What to do — Repeat the listing in full. Nothing may be added or left out.

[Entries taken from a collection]
◆ ◆ ◆

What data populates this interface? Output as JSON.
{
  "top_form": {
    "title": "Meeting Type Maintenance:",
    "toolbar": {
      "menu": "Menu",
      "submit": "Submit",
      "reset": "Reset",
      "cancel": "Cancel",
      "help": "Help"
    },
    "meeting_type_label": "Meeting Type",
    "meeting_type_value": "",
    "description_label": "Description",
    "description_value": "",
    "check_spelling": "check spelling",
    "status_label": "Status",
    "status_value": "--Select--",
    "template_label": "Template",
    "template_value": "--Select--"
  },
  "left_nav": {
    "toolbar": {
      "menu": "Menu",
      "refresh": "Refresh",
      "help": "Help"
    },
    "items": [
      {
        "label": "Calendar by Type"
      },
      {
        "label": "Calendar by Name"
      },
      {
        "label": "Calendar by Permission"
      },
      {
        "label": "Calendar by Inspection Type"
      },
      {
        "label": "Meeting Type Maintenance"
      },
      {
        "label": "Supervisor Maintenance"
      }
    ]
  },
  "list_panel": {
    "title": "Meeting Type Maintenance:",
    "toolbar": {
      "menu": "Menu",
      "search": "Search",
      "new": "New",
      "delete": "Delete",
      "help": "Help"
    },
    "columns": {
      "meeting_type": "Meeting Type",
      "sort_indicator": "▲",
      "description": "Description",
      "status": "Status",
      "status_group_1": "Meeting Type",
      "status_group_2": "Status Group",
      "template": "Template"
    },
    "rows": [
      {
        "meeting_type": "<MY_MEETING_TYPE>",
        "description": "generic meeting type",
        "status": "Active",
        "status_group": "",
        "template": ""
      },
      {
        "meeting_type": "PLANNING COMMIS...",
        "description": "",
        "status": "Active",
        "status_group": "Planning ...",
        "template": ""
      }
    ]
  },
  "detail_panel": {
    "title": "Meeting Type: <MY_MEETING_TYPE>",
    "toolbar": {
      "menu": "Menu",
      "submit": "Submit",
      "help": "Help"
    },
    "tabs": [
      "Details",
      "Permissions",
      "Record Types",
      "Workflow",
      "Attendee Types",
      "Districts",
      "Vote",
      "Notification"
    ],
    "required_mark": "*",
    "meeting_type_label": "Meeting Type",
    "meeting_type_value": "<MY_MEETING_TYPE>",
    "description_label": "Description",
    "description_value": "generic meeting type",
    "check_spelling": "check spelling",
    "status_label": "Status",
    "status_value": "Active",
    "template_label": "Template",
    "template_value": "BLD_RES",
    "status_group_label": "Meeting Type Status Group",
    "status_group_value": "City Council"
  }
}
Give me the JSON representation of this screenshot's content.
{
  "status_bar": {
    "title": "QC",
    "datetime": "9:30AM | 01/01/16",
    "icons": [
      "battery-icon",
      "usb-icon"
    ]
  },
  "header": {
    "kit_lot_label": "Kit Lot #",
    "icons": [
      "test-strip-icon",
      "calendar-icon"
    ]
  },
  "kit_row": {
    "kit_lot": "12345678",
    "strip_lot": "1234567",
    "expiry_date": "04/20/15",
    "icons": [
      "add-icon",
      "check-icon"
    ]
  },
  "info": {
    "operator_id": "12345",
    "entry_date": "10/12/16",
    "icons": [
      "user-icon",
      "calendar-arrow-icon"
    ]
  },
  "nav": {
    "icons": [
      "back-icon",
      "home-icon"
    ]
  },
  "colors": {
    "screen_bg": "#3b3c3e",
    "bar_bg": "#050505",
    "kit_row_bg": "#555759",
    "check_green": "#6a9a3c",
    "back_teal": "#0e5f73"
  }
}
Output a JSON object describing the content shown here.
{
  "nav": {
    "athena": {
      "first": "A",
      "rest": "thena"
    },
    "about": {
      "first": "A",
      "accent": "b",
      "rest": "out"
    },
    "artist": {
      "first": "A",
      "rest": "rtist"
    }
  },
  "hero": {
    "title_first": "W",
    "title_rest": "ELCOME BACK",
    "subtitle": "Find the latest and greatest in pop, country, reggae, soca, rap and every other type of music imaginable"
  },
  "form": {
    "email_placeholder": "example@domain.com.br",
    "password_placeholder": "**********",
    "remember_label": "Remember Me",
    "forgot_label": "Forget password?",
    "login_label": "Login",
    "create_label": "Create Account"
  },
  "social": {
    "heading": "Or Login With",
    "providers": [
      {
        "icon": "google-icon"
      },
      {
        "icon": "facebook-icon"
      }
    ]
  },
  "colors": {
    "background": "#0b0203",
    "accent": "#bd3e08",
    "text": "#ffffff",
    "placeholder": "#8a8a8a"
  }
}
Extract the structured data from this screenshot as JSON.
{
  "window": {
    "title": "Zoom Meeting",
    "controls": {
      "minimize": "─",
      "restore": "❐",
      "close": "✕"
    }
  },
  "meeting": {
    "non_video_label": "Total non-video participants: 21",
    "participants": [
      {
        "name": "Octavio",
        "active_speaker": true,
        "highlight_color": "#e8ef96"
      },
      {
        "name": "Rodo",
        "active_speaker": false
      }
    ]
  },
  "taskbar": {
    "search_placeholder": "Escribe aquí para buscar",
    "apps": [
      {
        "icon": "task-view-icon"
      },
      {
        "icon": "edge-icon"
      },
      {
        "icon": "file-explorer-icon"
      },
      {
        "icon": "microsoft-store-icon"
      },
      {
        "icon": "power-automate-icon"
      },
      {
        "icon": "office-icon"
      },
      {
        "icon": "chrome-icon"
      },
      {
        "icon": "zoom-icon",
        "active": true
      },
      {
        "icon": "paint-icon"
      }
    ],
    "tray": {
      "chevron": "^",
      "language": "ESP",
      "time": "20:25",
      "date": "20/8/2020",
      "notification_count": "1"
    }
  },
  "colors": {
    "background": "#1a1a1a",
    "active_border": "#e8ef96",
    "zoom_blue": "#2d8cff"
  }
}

◆ ◆ ◆

Exercise output —
What data populates this interface? Output as JSON.
{
  "top_form": {
    "title": "Meeting Type Maintenance:",
    "toolbar": {
      "menu": "Menu",
      "submit": "Submit",
      "reset": "Reset",
      "cancel": "Cancel",
      "help": "Help"
    },
    "meeting_type_label": "Meeting Type",
    "meeting_type_value": "",
    "description_label": "Description",
    "description_value": "",
    "check_spelling": "check spelling",
    "status_label": "Status",
    "status_value": "--Select--",
    "template_label": "Template",
    "template_value": "--Select--"
  },
  "left_nav": {
    "toolbar": {
      "menu": "Menu",
      "refresh": "Refresh",
      "help": "Help"
    },
    "items": [
      {
        "label": "Calendar by Type"
      },
      {
        "label": "Calendar by Name"
      },
      {
        "label": "Calendar by Permission"
      },
      {
        "label": "Calendar by Inspection Type"
      },
      {
        "label": "Meeting Type Maintenance"
      },
      {
        "label": "Supervisor Maintenance"
      }
    ]
  },
  "list_panel": {
    "title": "Meeting Type Maintenance:",
    "toolbar": {
      "menu": "Menu",
      "search": "Search",
      "new": "New",
      "delete": "Delete",
      "help": "Help"
    },
    "columns": {
      "meeting_type": "Meeting Type",
      "sort_indicator": "▲",
      "description": "Description",
      "status": "Status",
      "status_group_1": "Meeting Type",
      "status_group_2": "Status Group",
      "template": "Template"
    },
    "rows": [
      {
        "meeting_type": "<MY_MEETING_TYPE>",
        "description": "generic meeting type",
        "status": "Active",
        "status_group": "",
        "template": ""
      },
      {
        "meeting_type": "PLANNING COMMIS...",
        "description": "",
        "status": "Active",
        "status_group": "Planning ...",
        "template": ""
      }
    ]
  },
  "detail_panel": {
    "title": "Meeting Type: <MY_MEETING_TYPE>",
    "toolbar": {
      "menu": "Menu",
      "submit": "Submit",
      "help": "Help"
    },
    "tabs": [
      "Details",
      "Permissions",
      "Record Types",
      "Workflow",
      "Attendee Types",
      "Districts",
      "Vote",
      "Notification"
    ],
    "required_mark": "*",
    "meeting_type_label": "Meeting Type",
    "meeting_type_value": "<MY_MEETING_TYPE>",
    "description_label": "Description",
    "description_value": "generic meeting type",
    "check_spelling": "check spelling",
    "status_label": "Status",
    "status_value": "Active",
    "template_label": "Template",
    "template_value": "BLD_RES",
    "status_group_label": "Meeting Type Status Group",
    "status_group_value": "City Council"
  }
}
Give me the JSON representation of this screenshot's content.
{
  "status_bar": {
    "title": "QC",
    "datetime": "9:30AM | 01/01/16",
    "icons": [
      "battery-icon",
      "usb-icon"
    ]
  },
  "header": {
    "kit_lot_label": "Kit Lot #",
    "icons": [
      "test-strip-icon",
      "calendar-icon"
    ]
  },
  "kit_row": {
    "kit_lot": "12345678",
    "strip_lot": "1234567",
    "expiry_date": "04/20/15",
    "icons": [
      "add-icon",
      "check-icon"
    ]
  },
  "info": {
    "operator_id": "12345",
    "entry_date": "10/12/16",
    "icons": [
      "user-icon",
      "calendar-arrow-icon"
    ]
  },
  "nav": {
    "icons": [
      "back-icon",
      "home-icon"
    ]
  },
  "colors": {
    "screen_bg": "#3b3c3e",
    "bar_bg": "#050505",
    "kit_row_bg": "#555759",
    "check_green": "#6a9a3c",
    "back_teal": "#0e5f73"
  }
}
Output a JSON object describing the content shown here.
{
  "nav": {
    "athena": {
      "first": "A",
      "rest": "thena"
    },
    "about": {
      "first": "A",
      "accent": "b",
      "rest": "out"
    },
    "artist": {
      "first": "A",
      "rest": "rtist"
    }
  },
  "hero": {
    "title_first": "W",
    "title_rest": "ELCOME BACK",
    "subtitle": "Find the latest and greatest in pop, country, reggae, soca, rap and every other type of music imaginable"
  },
  "form": {
    "email_placeholder": "example@domain.com.br",
    "password_placeholder": "**********",
    "remember_label": "Remember Me",
    "forgot_label": "Forget password?",
    "login_label": "Login",
    "create_label": "Create Account"
  },
  "social": {
    "heading": "Or Login With",
    "providers": [
      {
        "icon": "google-icon"
      },
      {
        "icon": "facebook-icon"
      }
    ]
  },
  "colors": {
    "background": "#0b0203",
    "accent": "#bd3e08",
    "text": "#ffffff",
    "placeholder": "#8a8a8a"
  }
}
Extract the structured data from this screenshot as JSON.
{
  "window": {
    "title": "Zoom Meeting",
    "controls": {
      "minimize": "─",
      "restore": "❐",
      "close": "✕"
    }
  },
  "meeting": {
    "non_video_label": "Total non-video participants: 21",
    "participants": [
      {
        "name": "Octavio",
        "active_speaker": true,
        "highlight_color": "#e8ef96"
      },
      {
        "name": "Rodo",
        "active_speaker": false
      }
    ]
  },
  "taskbar": {
    "search_placeholder": "Escribe aquí para buscar",
    "apps": [
      {
        "icon": "task-view-icon"
      },
      {
        "icon": "edge-icon"
      },
      {
        "icon": "file-explorer-icon"
      },
      {
        "icon": "microsoft-store-icon"
      },
      {
        "icon": "power-automate-icon"
      },
      {
        "icon": "office-icon"
      },
      {
        "icon": "chrome-icon"
      },
      {
        "icon": "zoom-icon",
        "active": true
      },
      {
        "icon": "paint-icon"
      }
    ],
    "tray": {
      "chevron": "^",
      "language": "ESP",
      "time": "20:25",
      "date": "20/8/2020",
      "notification_count": "1"
    }
  },
  "colors": {
    "background": "#1a1a1a",
    "active_border": "#e8ef96",
    "zoom_blue": "#2d8cff"
  }
}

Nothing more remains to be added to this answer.